**WORK TO BE COMPLETED**
Repeat the lines word for word, beginning at the line that contains "divider [3,614,565,616]" and stopping after the line that contains "last-name-input[interactable] [816,124,1028,150]".

**RECORDS PROVIDED**
:::
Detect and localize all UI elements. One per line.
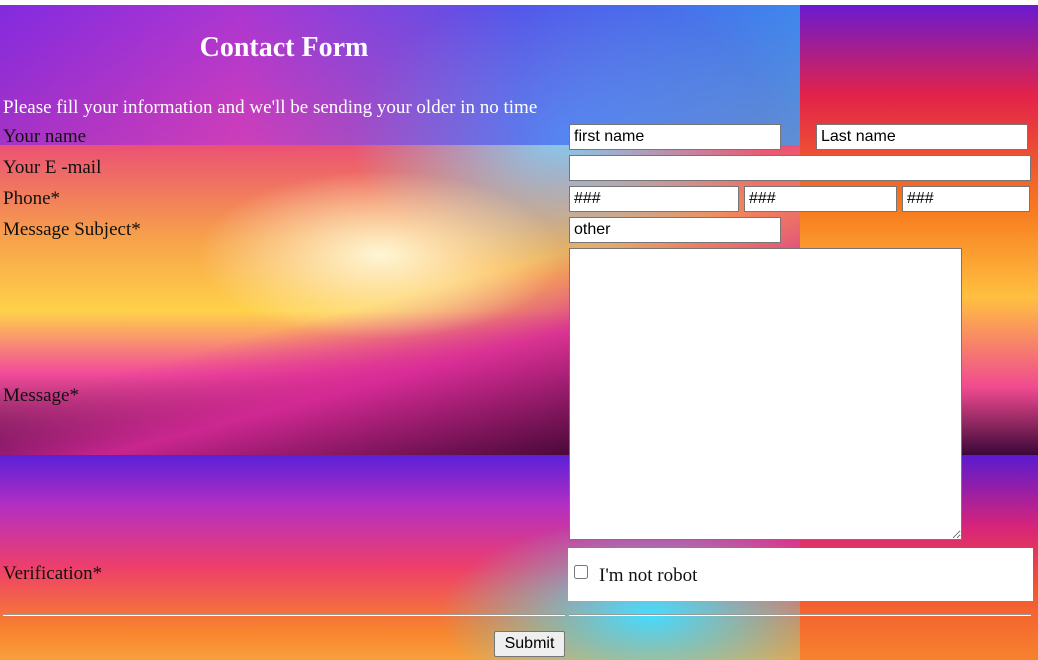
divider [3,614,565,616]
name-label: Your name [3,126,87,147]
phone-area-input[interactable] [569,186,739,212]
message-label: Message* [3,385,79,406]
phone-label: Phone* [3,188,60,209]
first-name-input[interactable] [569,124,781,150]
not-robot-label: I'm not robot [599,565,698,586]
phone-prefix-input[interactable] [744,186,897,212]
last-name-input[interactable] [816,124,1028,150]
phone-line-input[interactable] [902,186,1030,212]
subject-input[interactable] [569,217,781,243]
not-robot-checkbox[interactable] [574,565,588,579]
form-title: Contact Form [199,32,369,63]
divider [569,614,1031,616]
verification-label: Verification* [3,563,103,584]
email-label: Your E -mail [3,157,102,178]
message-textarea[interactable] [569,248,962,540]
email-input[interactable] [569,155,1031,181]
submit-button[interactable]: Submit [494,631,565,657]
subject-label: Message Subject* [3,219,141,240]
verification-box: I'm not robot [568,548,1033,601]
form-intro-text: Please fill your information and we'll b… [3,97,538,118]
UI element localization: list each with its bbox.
:::
**REPLY**
divider [3,614,565,616]
name-label: Your name [3,126,87,147]
phone-area-input[interactable] [569,186,739,212]
message-label: Message* [3,385,79,406]
phone-label: Phone* [3,188,60,209]
first-name-input[interactable] [569,124,781,150]
not-robot-label: I'm not robot [599,565,698,586]
phone-prefix-input[interactable] [744,186,897,212]
last-name-input[interactable] [816,124,1028,150]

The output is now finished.